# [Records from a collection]
* START *

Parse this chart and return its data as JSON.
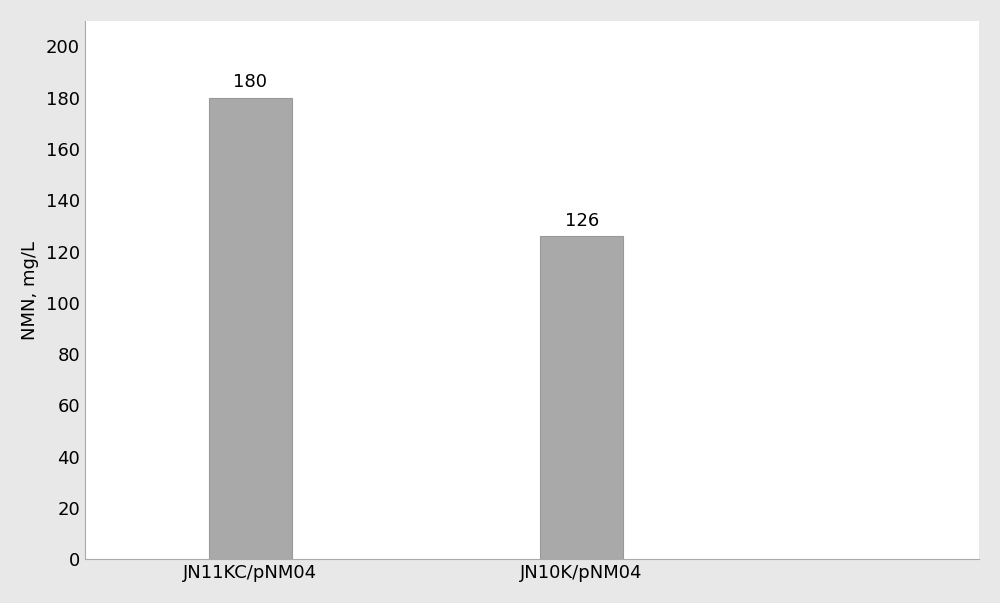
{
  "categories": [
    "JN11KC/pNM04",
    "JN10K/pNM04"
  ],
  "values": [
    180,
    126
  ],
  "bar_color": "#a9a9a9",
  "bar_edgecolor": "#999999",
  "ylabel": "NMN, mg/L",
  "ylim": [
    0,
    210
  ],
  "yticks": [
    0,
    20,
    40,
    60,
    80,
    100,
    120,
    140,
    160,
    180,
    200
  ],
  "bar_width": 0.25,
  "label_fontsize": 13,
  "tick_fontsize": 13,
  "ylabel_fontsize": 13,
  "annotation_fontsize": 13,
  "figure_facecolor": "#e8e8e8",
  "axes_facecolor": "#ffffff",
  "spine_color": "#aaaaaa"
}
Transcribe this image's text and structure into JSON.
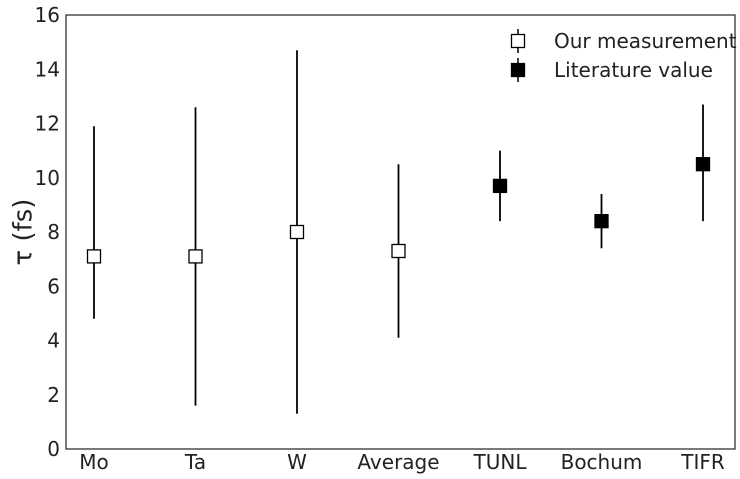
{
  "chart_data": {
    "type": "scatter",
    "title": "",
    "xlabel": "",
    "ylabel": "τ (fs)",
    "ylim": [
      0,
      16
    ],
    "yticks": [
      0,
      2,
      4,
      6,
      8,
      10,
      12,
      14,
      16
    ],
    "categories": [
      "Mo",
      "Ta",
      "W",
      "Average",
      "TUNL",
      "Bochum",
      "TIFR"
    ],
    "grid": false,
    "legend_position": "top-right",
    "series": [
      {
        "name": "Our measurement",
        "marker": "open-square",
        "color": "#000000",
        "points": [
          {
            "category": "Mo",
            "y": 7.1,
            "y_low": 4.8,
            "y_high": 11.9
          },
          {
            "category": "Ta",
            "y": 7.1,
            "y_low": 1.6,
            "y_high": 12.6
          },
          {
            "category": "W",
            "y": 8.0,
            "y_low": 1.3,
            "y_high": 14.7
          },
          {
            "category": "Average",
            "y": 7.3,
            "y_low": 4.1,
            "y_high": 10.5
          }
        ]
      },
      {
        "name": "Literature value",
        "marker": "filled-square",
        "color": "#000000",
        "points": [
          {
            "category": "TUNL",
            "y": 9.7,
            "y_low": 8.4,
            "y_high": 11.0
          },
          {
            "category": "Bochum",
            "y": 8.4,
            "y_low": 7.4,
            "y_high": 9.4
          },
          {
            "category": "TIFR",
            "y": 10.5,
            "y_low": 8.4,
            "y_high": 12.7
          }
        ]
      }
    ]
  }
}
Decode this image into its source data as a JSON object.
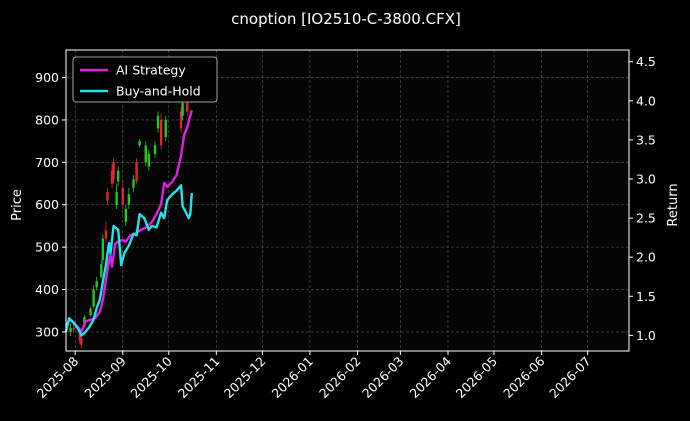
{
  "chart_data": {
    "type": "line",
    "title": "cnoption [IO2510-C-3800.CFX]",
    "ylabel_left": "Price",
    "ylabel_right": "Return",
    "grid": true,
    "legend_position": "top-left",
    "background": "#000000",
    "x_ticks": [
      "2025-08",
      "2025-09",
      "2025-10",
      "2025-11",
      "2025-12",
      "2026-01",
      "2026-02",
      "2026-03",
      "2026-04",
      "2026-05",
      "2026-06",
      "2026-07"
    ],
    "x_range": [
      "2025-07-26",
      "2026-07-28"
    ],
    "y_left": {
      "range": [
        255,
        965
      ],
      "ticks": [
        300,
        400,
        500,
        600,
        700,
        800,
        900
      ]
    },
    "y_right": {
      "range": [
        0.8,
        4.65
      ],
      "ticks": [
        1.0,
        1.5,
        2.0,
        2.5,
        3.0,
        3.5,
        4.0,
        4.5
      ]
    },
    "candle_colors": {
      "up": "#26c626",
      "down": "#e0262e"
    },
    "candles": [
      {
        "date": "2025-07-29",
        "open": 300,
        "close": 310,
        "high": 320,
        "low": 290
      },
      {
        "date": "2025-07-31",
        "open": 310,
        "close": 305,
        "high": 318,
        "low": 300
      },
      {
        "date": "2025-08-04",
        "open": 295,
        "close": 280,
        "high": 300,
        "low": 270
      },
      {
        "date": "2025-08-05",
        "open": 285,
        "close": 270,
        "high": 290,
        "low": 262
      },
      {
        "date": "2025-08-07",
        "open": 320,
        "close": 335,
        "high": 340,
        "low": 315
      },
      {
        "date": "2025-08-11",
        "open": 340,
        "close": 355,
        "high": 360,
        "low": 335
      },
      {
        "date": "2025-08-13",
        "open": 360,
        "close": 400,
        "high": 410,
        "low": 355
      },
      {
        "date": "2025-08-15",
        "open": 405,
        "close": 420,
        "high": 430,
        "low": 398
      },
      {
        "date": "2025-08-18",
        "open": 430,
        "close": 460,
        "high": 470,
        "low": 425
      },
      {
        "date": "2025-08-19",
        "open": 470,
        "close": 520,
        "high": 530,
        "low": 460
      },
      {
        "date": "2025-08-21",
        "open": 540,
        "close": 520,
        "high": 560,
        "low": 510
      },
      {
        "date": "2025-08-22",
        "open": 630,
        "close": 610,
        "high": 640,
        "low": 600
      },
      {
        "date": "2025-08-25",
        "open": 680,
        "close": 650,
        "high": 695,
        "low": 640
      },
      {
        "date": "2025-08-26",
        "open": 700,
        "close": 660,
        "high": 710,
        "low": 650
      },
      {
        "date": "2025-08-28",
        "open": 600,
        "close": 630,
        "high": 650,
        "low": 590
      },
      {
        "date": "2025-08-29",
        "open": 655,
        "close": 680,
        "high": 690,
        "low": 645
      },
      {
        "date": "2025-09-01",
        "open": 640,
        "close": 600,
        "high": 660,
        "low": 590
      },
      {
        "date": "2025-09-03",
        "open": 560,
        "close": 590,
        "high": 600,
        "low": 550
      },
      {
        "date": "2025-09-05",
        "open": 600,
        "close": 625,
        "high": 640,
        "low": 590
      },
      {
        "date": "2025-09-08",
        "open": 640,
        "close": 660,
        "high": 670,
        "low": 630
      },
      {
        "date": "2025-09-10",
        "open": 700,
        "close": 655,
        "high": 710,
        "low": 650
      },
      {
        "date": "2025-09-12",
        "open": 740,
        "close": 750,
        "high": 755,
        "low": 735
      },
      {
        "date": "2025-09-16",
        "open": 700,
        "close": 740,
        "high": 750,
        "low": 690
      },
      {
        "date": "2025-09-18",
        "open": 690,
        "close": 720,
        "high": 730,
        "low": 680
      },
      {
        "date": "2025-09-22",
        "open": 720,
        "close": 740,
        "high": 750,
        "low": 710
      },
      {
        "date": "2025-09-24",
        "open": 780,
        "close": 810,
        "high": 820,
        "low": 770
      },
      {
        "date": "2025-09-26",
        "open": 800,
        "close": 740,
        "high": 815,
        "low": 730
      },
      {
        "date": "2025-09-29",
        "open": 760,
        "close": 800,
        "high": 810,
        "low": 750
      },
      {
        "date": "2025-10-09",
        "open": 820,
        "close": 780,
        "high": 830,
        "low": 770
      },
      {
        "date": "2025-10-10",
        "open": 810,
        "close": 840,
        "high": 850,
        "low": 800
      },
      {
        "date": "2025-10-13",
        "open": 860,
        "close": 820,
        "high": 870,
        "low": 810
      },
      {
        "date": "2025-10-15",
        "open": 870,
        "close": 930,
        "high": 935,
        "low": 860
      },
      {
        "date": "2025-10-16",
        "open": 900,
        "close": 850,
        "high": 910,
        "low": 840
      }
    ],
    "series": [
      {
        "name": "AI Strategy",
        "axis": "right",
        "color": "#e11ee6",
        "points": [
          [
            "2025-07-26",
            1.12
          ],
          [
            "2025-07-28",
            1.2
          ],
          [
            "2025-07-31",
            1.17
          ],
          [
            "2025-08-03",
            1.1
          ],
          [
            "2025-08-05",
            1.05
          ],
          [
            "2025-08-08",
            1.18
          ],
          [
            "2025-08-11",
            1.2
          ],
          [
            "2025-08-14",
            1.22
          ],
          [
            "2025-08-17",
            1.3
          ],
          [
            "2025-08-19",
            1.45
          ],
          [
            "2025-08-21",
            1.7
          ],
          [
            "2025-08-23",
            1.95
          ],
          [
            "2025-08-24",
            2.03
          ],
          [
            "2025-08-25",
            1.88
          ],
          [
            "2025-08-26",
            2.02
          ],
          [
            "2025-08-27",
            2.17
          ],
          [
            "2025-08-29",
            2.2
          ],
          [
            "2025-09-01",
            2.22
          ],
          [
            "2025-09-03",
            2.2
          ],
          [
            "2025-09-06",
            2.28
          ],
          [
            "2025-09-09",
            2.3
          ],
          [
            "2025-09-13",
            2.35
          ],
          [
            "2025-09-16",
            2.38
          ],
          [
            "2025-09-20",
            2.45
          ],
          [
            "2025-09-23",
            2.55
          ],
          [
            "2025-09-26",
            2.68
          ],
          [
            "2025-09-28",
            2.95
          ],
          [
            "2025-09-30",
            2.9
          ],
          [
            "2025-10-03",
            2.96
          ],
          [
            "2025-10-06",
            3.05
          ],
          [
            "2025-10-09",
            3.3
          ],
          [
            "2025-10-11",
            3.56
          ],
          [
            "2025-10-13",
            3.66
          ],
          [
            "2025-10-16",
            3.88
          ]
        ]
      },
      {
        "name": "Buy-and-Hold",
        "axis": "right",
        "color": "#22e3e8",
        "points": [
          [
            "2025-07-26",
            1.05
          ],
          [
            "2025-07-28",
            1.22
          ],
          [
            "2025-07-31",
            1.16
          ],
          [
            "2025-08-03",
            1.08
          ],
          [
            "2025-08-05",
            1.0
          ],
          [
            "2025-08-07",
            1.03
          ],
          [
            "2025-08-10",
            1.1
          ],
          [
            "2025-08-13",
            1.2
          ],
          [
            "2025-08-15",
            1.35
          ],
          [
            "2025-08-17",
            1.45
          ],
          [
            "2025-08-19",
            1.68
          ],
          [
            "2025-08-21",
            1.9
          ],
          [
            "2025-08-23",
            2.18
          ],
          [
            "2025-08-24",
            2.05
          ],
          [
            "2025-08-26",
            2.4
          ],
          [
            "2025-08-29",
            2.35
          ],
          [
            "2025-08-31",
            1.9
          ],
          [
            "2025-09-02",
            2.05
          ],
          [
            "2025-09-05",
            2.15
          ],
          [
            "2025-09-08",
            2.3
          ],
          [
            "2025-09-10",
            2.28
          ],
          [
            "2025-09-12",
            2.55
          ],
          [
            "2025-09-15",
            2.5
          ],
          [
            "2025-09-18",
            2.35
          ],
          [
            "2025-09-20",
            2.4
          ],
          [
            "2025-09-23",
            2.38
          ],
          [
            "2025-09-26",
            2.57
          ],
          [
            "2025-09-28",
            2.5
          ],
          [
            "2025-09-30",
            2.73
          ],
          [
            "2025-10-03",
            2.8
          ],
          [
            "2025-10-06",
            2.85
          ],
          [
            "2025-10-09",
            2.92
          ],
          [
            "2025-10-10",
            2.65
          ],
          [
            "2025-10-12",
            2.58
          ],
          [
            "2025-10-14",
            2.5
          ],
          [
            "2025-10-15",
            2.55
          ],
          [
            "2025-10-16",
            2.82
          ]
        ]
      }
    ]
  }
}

* END *

# [OBJECTIVE]
Gather each line from the listing above that holds "category".

# [TASK RESPONSE]
            "category": "Mo",
            "category": "Ta",
            "category": "W",
            "category": "Average",
            "category": "TUNL",
            "category": "Bochum",
            "category": "TIFR",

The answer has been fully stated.